TO BE DONE >> Read the records below. Copy each line where the string "servicio" occurs.

___

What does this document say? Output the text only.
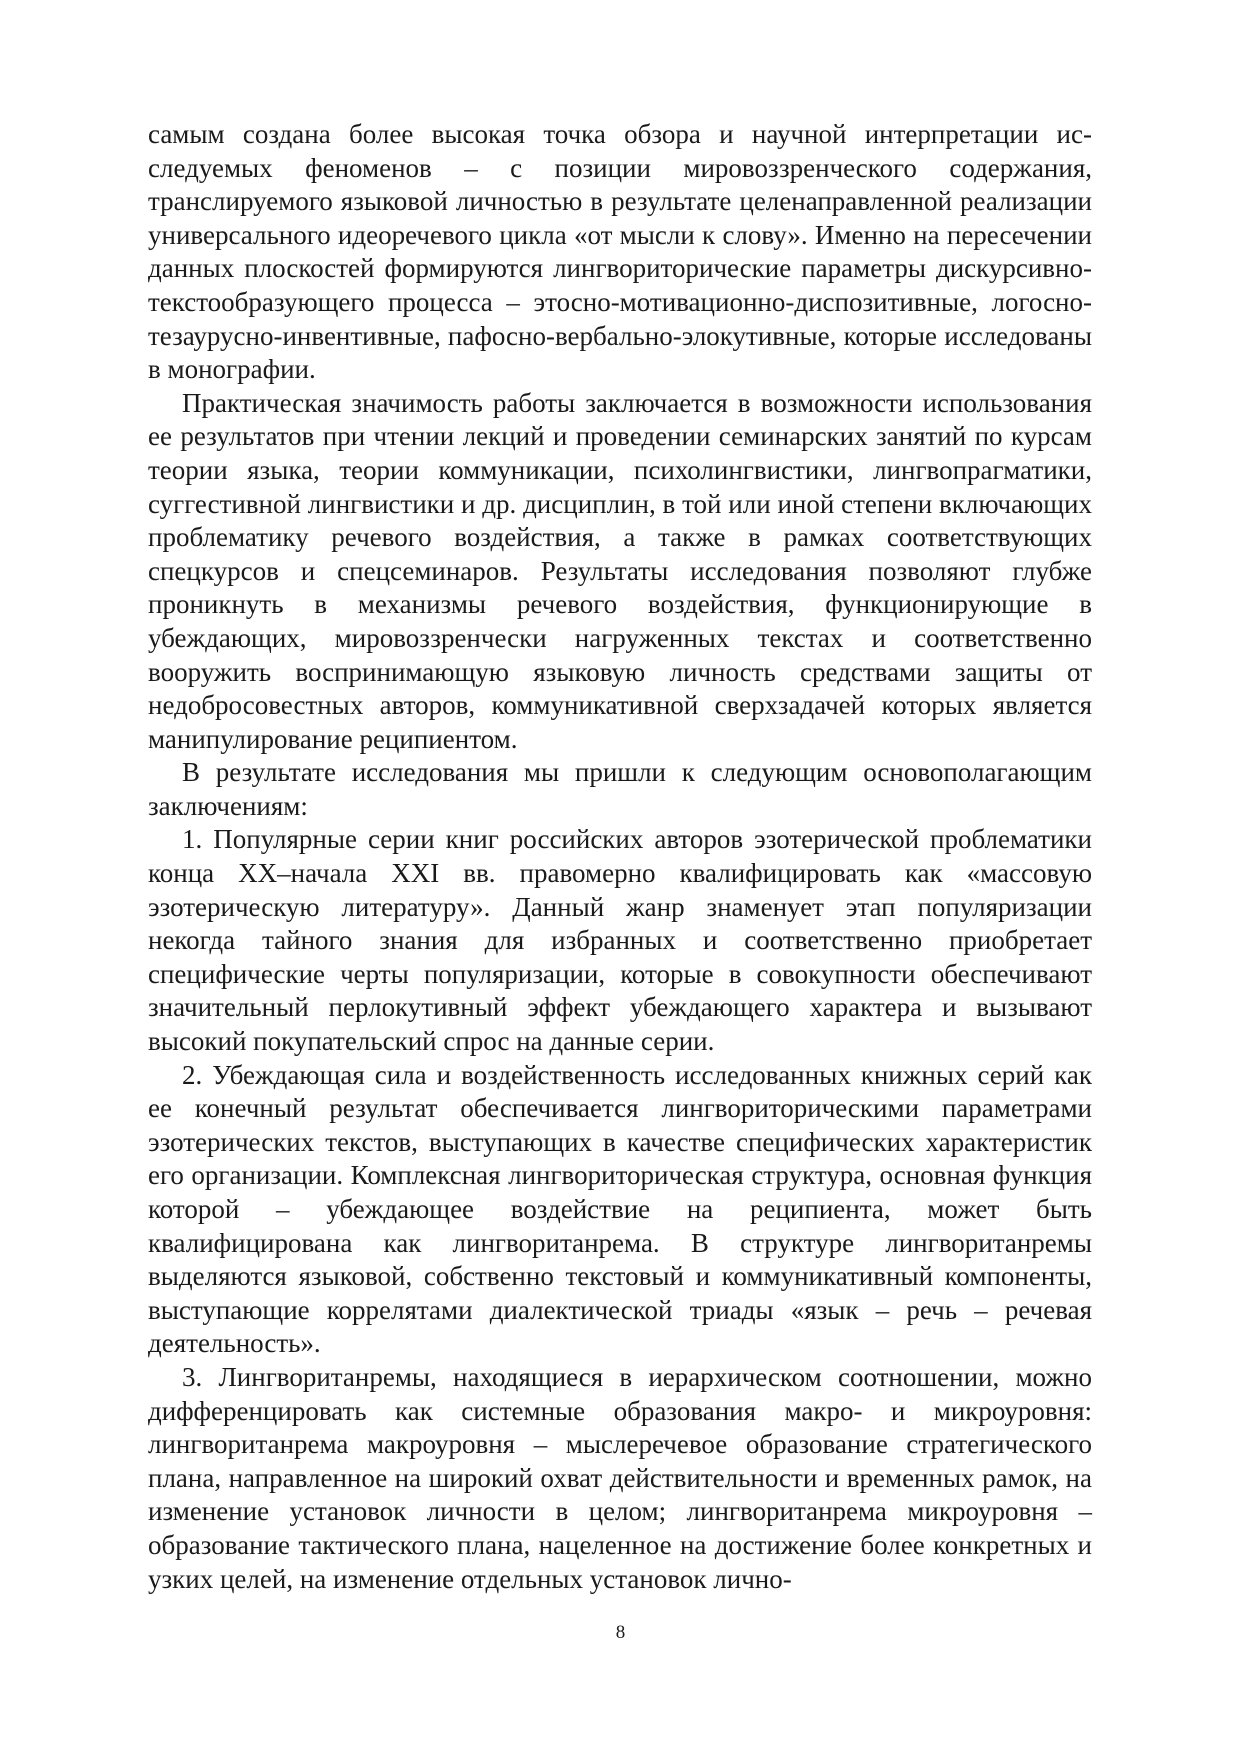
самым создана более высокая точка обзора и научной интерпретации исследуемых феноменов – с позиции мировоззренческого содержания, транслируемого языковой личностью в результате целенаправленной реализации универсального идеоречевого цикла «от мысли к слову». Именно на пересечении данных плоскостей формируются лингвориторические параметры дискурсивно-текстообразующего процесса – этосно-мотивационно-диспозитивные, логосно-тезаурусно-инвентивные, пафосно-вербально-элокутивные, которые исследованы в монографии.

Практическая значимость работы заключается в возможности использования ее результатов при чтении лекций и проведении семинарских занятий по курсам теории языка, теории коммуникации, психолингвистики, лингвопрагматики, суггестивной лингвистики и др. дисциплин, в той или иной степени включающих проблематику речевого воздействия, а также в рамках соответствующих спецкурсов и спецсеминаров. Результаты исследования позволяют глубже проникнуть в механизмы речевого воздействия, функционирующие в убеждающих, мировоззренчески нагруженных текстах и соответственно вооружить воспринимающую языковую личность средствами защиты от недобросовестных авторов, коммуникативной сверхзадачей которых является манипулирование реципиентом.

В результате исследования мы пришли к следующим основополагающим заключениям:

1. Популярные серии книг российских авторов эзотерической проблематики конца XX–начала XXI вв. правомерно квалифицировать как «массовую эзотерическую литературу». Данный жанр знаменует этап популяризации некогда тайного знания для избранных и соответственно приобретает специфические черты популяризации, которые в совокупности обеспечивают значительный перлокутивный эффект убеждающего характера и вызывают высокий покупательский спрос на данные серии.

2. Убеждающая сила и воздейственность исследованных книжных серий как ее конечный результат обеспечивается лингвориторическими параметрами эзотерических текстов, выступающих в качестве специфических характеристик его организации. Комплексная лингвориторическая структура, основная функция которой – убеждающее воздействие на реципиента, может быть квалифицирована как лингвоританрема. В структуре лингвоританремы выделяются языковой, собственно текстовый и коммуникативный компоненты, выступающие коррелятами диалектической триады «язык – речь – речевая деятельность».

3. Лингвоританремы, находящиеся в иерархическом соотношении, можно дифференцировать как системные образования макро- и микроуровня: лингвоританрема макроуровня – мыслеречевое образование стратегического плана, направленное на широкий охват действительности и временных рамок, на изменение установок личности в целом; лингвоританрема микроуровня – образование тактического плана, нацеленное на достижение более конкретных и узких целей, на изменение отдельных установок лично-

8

___

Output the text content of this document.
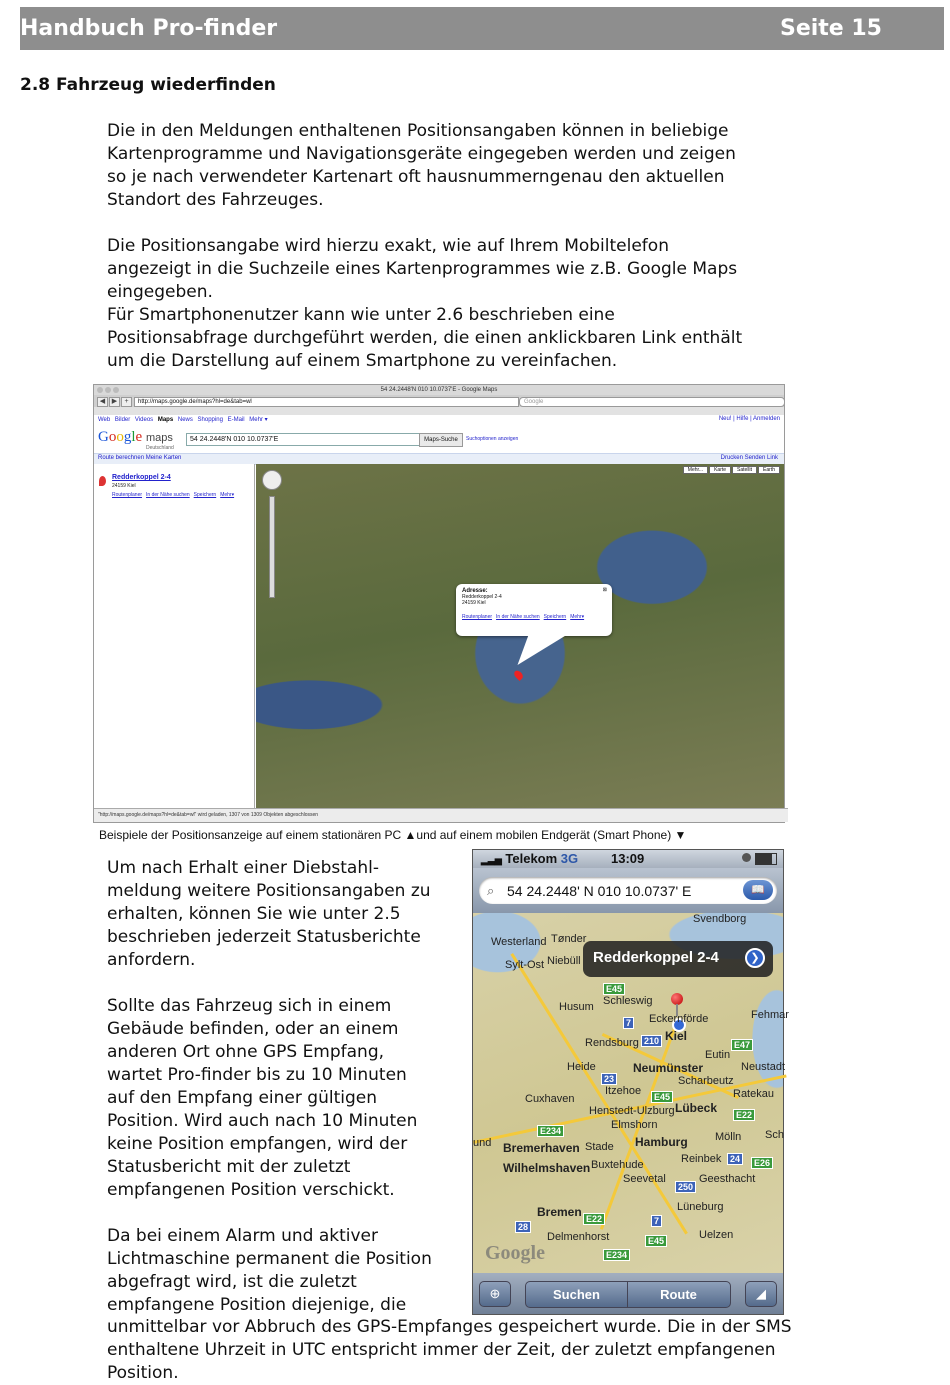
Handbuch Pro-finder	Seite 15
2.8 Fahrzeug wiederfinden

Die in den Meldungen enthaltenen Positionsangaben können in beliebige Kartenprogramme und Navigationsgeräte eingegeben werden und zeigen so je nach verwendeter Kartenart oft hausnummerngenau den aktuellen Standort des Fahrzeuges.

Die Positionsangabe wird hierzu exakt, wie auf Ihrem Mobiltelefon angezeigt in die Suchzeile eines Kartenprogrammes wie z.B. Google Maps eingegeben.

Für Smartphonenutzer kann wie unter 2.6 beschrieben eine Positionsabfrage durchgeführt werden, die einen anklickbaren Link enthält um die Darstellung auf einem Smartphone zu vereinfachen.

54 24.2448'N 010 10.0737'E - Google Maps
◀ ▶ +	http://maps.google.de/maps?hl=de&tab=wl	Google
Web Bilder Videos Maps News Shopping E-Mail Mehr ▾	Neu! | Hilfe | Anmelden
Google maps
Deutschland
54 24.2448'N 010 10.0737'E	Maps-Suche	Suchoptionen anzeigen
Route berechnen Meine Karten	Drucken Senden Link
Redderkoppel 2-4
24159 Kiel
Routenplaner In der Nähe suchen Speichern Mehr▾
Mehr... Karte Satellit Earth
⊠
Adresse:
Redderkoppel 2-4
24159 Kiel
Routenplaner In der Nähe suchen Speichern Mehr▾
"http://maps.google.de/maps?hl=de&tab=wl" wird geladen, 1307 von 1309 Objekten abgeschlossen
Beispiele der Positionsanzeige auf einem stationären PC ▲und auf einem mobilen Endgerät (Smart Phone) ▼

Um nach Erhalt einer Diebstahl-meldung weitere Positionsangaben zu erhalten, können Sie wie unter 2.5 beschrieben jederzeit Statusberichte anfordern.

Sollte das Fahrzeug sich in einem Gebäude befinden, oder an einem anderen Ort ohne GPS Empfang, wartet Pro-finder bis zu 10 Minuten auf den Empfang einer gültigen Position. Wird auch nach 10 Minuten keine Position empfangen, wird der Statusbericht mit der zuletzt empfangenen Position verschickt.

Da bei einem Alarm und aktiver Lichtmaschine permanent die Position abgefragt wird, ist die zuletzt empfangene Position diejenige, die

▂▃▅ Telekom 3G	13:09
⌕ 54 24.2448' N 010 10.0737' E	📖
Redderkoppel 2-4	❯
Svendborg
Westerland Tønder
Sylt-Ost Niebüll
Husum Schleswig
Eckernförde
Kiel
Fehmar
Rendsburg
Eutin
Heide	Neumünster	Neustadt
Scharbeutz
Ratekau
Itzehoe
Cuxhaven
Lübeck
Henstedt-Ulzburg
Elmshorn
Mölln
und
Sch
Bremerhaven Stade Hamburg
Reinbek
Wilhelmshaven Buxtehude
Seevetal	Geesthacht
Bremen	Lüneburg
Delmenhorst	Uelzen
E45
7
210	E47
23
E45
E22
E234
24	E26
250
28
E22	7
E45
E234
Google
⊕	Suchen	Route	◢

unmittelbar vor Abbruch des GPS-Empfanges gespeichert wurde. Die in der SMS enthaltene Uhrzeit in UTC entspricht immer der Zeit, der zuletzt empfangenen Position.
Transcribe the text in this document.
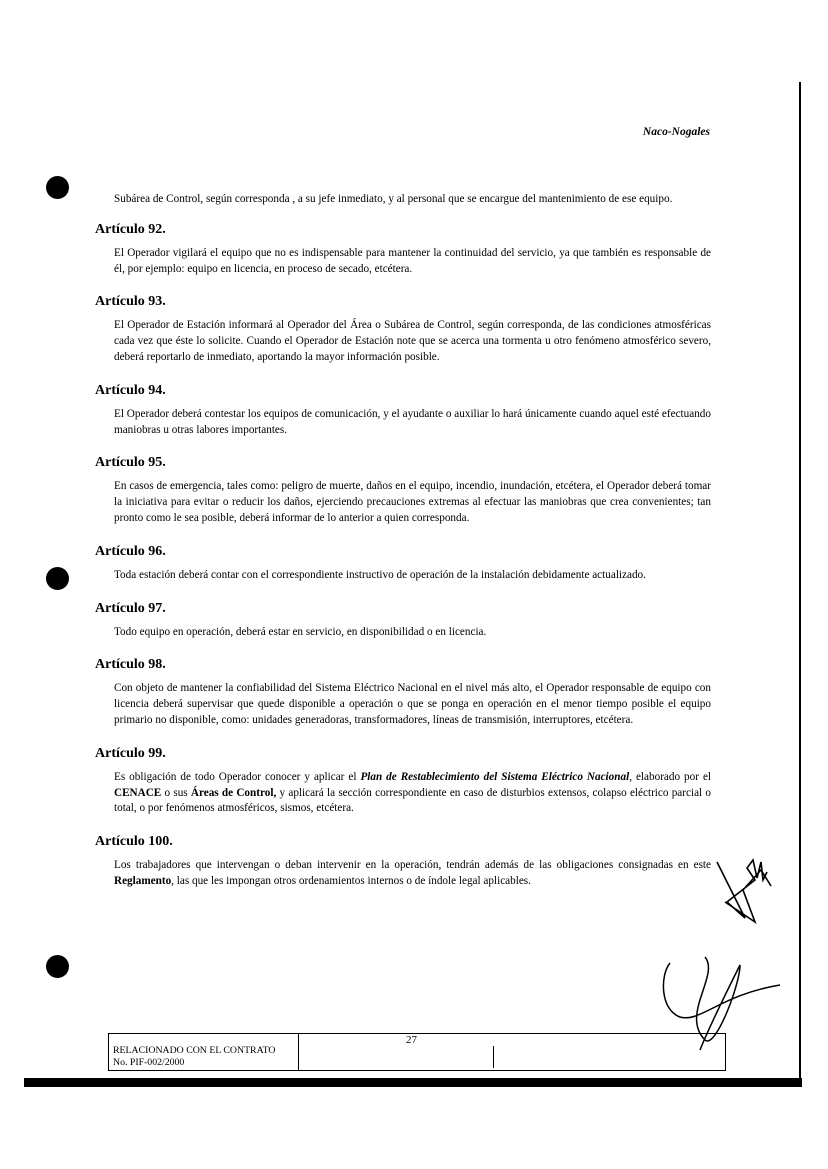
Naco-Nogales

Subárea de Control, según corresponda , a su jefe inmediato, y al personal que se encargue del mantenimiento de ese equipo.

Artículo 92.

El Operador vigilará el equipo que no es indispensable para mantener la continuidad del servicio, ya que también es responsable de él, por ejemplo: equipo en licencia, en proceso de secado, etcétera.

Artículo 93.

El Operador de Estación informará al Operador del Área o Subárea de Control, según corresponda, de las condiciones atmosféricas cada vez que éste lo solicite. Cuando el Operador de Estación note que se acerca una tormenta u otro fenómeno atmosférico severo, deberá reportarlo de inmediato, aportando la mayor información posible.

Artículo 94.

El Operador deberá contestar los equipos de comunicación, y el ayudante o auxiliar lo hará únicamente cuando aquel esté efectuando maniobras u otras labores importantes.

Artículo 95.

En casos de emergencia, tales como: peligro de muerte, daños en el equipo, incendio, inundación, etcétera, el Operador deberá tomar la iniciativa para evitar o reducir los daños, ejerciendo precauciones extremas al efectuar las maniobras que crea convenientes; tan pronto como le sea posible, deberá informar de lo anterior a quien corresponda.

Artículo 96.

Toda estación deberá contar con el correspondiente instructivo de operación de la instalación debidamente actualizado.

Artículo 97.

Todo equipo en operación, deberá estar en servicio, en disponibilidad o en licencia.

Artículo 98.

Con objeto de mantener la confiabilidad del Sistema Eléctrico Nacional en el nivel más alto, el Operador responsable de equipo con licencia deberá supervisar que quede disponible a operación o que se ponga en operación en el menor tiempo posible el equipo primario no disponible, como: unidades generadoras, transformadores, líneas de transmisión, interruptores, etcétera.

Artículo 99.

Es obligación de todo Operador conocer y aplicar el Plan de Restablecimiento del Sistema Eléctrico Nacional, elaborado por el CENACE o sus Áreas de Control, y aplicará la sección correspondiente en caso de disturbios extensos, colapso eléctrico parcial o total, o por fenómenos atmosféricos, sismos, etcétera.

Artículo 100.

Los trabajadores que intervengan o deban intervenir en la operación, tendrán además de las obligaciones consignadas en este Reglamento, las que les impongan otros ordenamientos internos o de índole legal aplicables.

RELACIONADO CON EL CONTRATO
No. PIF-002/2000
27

___

SOLUTION FOR THIS PROBLEM >>
El Operador vigilará el equipo que no es indispensable para mantener la continuidad del servicio, ya que también es responsable de él, por ejemplo: equipo en licencia, en proceso de secado, etcétera.
Todo equipo en operación, deberá estar en servicio, en disponibilidad o en licencia.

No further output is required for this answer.